▸ Document passage

◇ ◇ ◇ ◇ ◇

In case of real (non-symbolic) routing gauge, skrink the ends of
half the wire width.
* Change: In NetBuilderHV::doRp_AutoContacts(), in case of non-METAL1
RoutingPad, put the axis of the segment on the nearest track.
Issue a warning if we have to shift, as it may be a potential
source of routing problems.
* New: Anabatic::Session::getNearestTrackaAxis(), proxy to compute
track positions, knowing the design abutment box.
* Bug: In Katana::PreProcess::propagateCagedConstraints(), when
looking at all the slave components anchoreds on a RoutingPad,
if they do not have an AutoSegment lookup, skip them instead
of crashing.
* New: In cumulus/plugins.block.Block.placeMacro(), new method to
place a macro cell, partly delegating to the Macro block wrapper.
Must be called *after* both core and corona abutment boxes have
been set.
Adjust the macro block position so the METAL2 & METAL3 pins
are exactly on pitch regarding the full routing grid. The reference
being the corona.
A shift, less than one pitch may be applied, leading in some
cases of overlapping abutment boxes. But this shouldn't be a
problem.
The macro to place is designated through a path of instances
names, rooted at the *core* (not the corona). Meaning that the
head instance must be one of the core.
* Change: In cumulus/plugins.chip.Chip, the complete chip I/O pads
plus corona and core placement is moved out from doPnR() and
put into doChipFloorplan(). It is now mandatory to call this
method *before* doPnR().
Those methods are now cleanly separated so we can perform macro
block placement or any inner core floorplaning operations between
them.
* Change: In cumulus/plugins.macro.Macro, instead of creating large
pads for the I/O pins so whatever the block position, they will
be under a grid point, create a simple dogleg to put them on
grid.
To ensure that they are "on grid", the block pins must be
in METAL2 (horizontal E/W) or METAL3 (vertical N/S) and the block
is assumed to be placed so the bottom left corner of it's
abutment box is exactly on one grid point for M2/M3.
This should be done by Block.placeMacro().
* New: In KatanaEngine::exportExternalnets(), for commercial tools to
correctly regenerate the external pins from GDSII files it seems
necessary that all segments needs to have TEXT label. So make them
external components.
* Bug: In PowerRailsPlanes::Rail::doLayout(), in case of non-blockage but
fixed segments (that is, power lines), expand the segment box of one
picth to put blockage on too close neigboring tracks.
* Change: In Manipulator::avoidBlockage(), more accurate computation of
the blocked area for pushing aside the terminal & turn of the non-pref
segment.
* New: In cumulus/plugins.chip.powerplane, build the overall power
grid when there is a dedicated supply layer. Makes vertical
supply stripes and connect them the *horizontal* power rails
inside the blocks (could be in *any* layer).

◇ ◇ ◇ ◇ ◇

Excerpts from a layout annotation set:
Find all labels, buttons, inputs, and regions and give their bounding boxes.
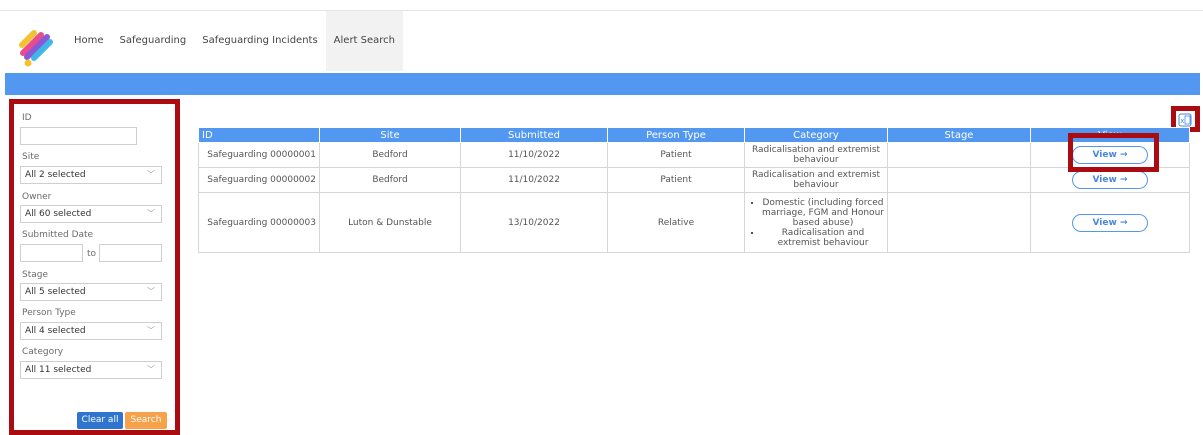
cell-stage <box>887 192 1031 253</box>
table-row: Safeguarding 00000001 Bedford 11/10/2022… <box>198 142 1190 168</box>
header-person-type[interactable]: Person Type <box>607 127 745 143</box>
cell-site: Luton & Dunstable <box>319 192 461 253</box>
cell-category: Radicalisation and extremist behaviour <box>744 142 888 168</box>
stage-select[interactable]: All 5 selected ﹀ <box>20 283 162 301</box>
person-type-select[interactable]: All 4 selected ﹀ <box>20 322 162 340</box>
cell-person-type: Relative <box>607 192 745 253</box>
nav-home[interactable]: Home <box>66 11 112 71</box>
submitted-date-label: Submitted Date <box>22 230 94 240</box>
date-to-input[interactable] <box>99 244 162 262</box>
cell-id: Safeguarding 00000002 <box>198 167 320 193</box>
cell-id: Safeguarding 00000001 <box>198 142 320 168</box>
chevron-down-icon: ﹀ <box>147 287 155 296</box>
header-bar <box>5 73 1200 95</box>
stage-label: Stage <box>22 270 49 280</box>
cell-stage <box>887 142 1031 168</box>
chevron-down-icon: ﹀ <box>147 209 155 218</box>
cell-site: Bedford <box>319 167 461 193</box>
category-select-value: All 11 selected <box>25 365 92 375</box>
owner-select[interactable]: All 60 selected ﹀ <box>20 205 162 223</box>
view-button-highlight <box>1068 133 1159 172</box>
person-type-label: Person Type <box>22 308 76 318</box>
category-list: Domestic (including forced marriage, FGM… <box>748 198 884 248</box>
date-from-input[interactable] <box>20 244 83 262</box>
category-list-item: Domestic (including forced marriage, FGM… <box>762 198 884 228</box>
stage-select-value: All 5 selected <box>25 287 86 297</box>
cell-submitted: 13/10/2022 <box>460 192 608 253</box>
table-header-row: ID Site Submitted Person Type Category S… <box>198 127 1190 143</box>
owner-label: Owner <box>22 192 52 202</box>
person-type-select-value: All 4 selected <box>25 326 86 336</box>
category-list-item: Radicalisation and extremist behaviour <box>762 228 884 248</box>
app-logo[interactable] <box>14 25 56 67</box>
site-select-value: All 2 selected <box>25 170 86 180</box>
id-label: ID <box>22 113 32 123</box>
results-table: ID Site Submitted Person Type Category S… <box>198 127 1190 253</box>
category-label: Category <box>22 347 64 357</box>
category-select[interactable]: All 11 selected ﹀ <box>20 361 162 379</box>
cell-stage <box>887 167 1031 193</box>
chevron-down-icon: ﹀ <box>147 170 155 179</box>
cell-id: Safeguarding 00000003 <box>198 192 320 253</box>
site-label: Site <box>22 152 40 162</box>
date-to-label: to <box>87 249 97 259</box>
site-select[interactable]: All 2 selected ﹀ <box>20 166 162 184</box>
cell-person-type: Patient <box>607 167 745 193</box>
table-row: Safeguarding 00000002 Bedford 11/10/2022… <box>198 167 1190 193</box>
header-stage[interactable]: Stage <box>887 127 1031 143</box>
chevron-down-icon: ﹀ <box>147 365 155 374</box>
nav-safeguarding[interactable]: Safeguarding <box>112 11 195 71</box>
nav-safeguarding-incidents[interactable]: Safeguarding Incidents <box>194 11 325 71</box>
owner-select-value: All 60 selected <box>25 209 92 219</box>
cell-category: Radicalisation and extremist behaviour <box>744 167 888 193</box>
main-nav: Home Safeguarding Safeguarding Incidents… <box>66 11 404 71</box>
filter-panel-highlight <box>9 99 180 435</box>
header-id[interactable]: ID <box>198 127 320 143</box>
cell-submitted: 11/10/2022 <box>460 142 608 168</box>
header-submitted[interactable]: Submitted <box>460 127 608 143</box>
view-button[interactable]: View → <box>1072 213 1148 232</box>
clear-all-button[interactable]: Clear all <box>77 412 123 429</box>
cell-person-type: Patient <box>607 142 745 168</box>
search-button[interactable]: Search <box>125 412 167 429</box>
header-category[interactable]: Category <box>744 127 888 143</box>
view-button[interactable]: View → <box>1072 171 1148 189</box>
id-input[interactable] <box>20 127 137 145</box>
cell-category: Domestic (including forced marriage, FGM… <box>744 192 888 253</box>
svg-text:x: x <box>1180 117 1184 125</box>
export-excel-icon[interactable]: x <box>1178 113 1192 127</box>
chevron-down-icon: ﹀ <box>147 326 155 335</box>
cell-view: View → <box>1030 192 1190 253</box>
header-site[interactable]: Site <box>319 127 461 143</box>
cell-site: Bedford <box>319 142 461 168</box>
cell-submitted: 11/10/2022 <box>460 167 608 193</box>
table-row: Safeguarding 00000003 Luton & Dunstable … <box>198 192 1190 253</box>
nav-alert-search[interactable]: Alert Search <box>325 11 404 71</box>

◇ ◇ ◇ ◇ ◇

▸ Work to do
**a)** Duplicate the part of the changelog starting with "To ensure that" and going on through "external components.".
**b)** In the changelog, which method must now be called before doPnR()?
The records were taken from a separate source.

▸ Solutions per task
**a)**
To ensure that they are "on grid", the block pins must be
in METAL2 (horizontal E/W) or METAL3 (vertical N/S) and the block
is assumed to be placed so the bottom left corner of it's
abutment box is exactly on one grid point for M2/M3.
This should be done by Block.placeMacro().
* New: In KatanaEngine::exportExternalnets(), for commercial tools to
correctly regenerate the external pins from GDSII files it seems
necessary that all segments needs to have TEXT label. So make them
external components.

**b)** doChipFloorplan()